=== Stored rows ===
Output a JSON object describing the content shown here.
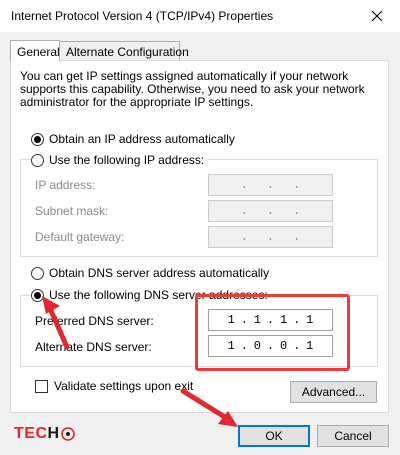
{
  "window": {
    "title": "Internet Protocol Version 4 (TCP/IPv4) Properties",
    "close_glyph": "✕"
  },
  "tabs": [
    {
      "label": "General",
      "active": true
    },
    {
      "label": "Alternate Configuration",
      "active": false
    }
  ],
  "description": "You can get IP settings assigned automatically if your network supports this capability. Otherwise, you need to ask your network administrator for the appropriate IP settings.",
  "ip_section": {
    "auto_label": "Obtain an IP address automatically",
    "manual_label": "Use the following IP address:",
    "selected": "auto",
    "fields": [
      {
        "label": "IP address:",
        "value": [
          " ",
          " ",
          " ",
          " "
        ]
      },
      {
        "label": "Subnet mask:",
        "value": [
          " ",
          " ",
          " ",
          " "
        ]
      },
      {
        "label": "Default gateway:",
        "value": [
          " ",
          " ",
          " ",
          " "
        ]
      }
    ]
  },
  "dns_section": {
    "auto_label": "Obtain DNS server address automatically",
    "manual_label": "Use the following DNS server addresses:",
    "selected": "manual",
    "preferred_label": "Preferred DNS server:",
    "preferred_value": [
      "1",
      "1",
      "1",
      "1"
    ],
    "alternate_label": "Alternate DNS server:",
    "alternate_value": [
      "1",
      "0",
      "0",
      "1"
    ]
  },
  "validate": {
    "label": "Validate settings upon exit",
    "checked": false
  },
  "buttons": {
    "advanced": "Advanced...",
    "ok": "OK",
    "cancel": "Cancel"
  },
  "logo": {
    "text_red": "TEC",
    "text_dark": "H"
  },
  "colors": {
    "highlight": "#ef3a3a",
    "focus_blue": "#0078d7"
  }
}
===
=== Stored rows ===
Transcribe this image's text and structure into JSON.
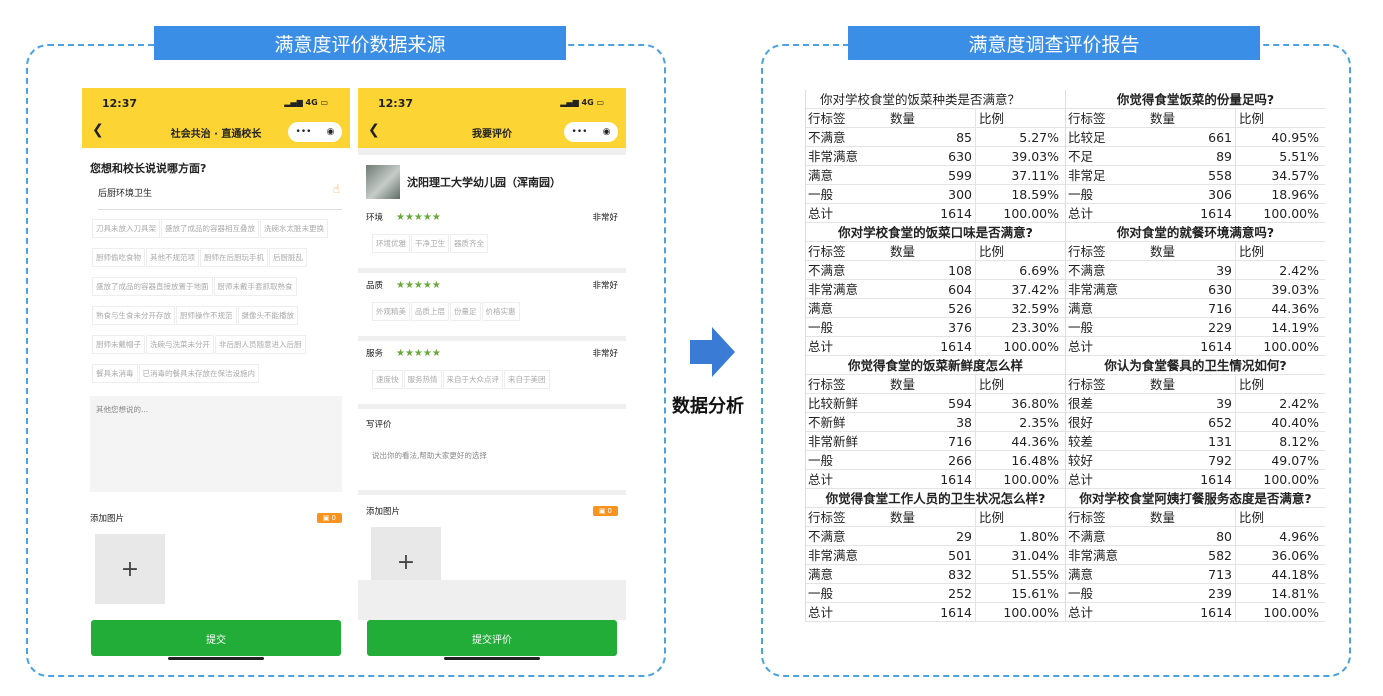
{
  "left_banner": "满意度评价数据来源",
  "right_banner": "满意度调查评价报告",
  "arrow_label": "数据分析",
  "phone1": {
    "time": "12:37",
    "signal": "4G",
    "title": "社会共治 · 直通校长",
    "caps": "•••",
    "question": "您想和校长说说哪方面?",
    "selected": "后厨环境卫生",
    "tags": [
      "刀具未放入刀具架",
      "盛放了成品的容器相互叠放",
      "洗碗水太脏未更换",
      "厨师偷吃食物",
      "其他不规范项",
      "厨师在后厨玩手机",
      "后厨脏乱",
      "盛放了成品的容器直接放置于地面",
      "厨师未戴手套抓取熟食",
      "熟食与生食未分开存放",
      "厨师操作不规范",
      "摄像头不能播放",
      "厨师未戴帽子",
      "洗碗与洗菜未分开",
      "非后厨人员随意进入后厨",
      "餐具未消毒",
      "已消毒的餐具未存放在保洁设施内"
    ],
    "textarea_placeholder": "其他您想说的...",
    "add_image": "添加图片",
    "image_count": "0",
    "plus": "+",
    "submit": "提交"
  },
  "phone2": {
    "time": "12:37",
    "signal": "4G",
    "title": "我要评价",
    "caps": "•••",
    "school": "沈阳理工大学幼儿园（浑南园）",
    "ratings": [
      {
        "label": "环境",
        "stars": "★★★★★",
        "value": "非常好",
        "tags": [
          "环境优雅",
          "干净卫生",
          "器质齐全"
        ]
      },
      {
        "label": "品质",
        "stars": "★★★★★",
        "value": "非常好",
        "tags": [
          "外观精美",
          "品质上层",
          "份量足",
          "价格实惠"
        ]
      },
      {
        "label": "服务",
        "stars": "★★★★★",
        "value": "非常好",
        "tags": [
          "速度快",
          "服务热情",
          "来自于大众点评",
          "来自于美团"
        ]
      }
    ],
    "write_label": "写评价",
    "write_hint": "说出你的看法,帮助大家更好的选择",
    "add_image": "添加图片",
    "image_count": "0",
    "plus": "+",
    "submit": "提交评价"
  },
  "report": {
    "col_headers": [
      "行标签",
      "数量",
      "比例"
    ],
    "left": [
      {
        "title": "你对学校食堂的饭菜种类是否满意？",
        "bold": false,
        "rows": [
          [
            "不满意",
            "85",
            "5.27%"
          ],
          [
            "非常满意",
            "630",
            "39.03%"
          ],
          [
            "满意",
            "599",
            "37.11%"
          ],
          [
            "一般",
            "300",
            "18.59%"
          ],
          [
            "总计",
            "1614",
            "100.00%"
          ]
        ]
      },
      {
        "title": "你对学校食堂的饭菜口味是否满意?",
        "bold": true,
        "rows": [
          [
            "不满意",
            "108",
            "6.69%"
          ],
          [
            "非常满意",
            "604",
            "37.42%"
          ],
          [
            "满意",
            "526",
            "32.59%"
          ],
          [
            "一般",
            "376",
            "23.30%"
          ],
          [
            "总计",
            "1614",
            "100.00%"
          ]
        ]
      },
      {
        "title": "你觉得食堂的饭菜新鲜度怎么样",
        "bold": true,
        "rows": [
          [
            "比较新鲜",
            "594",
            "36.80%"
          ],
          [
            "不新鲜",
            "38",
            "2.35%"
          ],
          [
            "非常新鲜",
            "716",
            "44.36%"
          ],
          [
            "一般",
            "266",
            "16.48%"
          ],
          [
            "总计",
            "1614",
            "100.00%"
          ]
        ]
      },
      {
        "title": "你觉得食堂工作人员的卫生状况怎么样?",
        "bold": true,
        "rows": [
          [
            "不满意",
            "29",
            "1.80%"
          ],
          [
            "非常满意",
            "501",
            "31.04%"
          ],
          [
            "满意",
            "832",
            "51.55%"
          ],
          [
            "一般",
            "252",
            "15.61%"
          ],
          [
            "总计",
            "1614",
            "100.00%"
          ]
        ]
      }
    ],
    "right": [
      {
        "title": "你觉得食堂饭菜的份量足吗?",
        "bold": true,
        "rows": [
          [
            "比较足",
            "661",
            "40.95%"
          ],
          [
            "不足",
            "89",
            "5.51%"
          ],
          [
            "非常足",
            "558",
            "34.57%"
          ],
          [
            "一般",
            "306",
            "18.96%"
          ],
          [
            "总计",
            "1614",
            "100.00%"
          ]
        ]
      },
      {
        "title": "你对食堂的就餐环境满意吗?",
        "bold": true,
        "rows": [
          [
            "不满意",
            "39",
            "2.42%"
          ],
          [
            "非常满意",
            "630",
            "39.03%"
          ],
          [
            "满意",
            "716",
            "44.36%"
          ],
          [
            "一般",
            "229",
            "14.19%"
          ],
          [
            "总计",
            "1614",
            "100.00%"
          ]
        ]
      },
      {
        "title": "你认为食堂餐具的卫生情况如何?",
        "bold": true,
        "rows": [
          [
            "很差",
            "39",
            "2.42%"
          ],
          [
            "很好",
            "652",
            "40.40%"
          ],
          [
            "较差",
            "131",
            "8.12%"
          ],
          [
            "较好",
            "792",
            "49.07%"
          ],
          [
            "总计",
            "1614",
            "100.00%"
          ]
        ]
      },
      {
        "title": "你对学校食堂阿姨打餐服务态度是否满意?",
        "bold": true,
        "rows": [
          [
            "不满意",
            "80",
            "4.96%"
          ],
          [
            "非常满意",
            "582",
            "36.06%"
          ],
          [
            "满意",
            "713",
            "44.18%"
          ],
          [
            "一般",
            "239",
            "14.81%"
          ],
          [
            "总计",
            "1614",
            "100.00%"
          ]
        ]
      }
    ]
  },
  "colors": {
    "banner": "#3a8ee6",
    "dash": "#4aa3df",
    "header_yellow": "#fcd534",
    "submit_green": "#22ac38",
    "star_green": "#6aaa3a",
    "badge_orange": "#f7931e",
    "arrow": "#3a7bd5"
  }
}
===
Aim. Look through the data and show every line containing "following".

Response below.
    "manual_label": "Use the following IP address:",
    "manual_label": "Use the following DNS server addresses:",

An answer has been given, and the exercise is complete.